Give the count of lines containing the string "area", with no other output.

-- Begin Data for the task --

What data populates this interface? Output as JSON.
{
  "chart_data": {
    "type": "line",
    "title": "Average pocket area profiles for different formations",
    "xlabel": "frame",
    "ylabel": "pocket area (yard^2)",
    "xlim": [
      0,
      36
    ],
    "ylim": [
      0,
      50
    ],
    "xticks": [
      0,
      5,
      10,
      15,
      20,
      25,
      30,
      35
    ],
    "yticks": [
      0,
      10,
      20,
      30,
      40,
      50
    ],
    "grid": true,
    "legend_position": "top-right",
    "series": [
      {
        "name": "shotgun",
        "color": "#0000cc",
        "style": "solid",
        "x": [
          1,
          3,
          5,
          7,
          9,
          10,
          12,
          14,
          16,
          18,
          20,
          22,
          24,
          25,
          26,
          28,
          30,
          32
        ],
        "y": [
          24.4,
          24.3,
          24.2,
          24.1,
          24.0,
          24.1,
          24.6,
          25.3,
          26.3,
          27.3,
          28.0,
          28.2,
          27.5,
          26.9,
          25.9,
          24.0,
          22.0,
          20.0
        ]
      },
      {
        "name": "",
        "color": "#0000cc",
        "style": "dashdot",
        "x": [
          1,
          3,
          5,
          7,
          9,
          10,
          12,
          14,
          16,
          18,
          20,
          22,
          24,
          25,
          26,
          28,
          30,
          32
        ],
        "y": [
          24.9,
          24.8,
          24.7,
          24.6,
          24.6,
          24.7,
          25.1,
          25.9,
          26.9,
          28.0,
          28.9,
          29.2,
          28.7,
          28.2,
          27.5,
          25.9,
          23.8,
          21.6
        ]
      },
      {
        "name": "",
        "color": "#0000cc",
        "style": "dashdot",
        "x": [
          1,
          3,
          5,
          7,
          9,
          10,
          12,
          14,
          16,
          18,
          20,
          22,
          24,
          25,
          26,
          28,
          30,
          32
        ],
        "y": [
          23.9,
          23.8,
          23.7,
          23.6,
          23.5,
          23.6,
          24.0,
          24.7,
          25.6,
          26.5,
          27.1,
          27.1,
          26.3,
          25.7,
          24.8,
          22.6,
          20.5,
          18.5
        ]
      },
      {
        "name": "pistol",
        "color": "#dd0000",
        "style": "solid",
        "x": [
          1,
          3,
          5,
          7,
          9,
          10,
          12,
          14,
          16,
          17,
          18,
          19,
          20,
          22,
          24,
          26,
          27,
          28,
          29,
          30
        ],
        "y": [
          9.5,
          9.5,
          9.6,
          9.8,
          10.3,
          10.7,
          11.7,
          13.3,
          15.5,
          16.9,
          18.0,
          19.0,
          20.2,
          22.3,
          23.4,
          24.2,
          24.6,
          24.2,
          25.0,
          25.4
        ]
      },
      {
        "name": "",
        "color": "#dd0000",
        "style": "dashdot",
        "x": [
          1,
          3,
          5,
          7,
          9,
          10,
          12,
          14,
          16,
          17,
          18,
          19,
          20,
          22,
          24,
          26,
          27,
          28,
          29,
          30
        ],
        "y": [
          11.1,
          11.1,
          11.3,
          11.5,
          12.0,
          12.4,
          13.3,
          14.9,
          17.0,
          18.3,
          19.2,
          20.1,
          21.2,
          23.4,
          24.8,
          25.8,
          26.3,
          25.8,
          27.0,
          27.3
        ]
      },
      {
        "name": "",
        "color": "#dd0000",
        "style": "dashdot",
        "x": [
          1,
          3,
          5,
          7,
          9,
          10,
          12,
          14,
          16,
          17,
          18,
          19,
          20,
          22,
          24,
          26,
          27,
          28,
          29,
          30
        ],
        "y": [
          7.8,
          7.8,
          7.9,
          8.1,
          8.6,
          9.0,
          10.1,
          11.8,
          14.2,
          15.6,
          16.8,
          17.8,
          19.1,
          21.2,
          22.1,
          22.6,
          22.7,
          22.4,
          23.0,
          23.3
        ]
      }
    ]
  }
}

-- End Data for the task --

● **Expected answer**
2